Stary Buyan Republic

The so-called Stary Buyan Republic (Russian: Старобуянская республика, romanizedStarobuyanskaya respublika) was a short-lived separatist movement in the Samara Governorate of the Russian Empire during the Revolution of 1905.

Socialist-Revolutionary poster

OriginsEdit

The village of Novaya Tsarevshchina became the cradle of the revolt, as it had been infiltrated by social revolutionaries since the 1880s. Many of these people were to become the leaders of the future "republic." In 1902, the village teachers and doctor formed a peasant revolutionary club, which began to be especially active late in 1904. At about that time the revolutionary S.I. Akramovsky arrived in Samara, where he organized the "Peasants' Union."

Early in 1905 members of the Socialist-Revolutionary Party began arriving in the gubernia, and by the summer they had incited the peasantry to begin to rally and demonstrate. Towards autumn these manifestations had grown greatly in size, with the peasants even forming their own militia by the end of October. Soon similar demonstrations were taking place in the larger village of Stary Buyan, with slogans such as "Away with autocracy" (Russian: Долой самодержавие). The local police unit refused to restore order.

---+---

* _Problems to solve_
a: According to the article on the Stary Buyan Republic, why did the village of Novaya Tsarevshchina become the cradle of the revolt?
b: In the article on the Stary Buyan Republic, in what year did the village teachers and doctor form a peasant revolutionary club?
c: Write the next part of the article on the Stary Buyan Republic, picking up after its final sentence.
These rows were taken from a separate source and have no connection to the article on the Stary Buyan Republic.

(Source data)
---+---

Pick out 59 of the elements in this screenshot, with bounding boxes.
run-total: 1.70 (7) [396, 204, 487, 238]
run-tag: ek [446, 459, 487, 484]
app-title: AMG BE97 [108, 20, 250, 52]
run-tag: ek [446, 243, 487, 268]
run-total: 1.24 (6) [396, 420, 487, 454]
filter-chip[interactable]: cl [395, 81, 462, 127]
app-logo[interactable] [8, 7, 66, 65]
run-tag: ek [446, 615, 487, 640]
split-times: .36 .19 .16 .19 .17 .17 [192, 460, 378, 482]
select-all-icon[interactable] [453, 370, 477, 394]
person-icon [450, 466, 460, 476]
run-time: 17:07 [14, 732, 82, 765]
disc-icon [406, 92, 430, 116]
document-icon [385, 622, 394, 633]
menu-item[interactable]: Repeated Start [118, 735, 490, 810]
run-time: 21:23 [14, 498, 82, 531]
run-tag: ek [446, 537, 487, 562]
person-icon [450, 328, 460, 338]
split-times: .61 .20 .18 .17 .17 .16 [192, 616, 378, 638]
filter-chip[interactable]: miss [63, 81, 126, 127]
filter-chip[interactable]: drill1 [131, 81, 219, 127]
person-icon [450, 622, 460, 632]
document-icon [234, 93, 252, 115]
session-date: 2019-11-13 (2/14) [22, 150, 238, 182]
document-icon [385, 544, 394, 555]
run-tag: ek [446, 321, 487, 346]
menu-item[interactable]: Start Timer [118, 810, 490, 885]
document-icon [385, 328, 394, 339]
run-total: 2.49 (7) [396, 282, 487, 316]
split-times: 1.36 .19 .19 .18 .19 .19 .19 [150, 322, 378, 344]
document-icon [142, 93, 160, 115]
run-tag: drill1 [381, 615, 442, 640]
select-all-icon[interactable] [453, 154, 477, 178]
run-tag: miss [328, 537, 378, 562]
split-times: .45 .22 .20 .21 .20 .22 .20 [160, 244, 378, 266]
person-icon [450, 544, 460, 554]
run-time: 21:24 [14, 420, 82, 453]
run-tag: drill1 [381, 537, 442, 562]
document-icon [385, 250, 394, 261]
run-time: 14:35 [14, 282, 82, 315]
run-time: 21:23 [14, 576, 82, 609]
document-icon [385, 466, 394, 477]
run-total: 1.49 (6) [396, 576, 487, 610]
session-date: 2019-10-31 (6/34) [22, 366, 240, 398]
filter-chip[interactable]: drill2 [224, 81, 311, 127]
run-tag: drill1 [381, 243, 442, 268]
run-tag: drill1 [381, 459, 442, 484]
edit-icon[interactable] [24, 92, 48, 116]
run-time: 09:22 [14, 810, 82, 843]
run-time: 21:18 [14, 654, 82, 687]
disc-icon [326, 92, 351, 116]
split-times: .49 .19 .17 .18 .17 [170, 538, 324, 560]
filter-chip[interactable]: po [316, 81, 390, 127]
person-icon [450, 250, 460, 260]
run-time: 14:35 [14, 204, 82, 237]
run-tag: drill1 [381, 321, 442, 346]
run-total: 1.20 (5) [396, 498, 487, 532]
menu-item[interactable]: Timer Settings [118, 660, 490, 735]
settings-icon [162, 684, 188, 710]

---+---

* _Results of the exercise_
a: Novaya Tsarevshchina became the cradle of the revolt because social revolutionaries had infiltrated the village since the 1880s. Many of these people were to become the leaders of the future "republic."

b: They formed it in 1902.

c:
Revolt and independenceEdit

Early in November, the gubernia's authorities sent their representatives to Stary Buyan to select the new village elders. Instead of a routine ceremony, they were greeted by about 200 armed villagers from Novaya Tsarevshchina who called a village meeting. There the villagers voted to expel the Imperial representatives, form a "People's Militia" to guard the forests which were an important source of income, and set up a peasants' republic, effectively seceding from the Russian Empire. The new government set up a "Provisional Law" and began to confiscate land from landowners and distribute it evenly among the peasantry.

Crushing of the revolt and aftermathEdit

The authorities in Samara finally decided to crush the fledgling republic. The early attempts of the police and guards to put down the revolt, however, were repulsed. The government then decided to dispatch a special punitive expedition of Cossacks and gendarmes led by the vice-governor of the gubernia to Stary Buyan. On 26 November 1905 the Stary Buyan Republic was crushed, and its leaders and active participants were arrested and sentenced. The effects of the rebellion were far-reaching, as the "Provisional Law" spread among the peasant communities of the Russian Empire and helped encourage further violence that we now know as the Russian Revolution of 1905.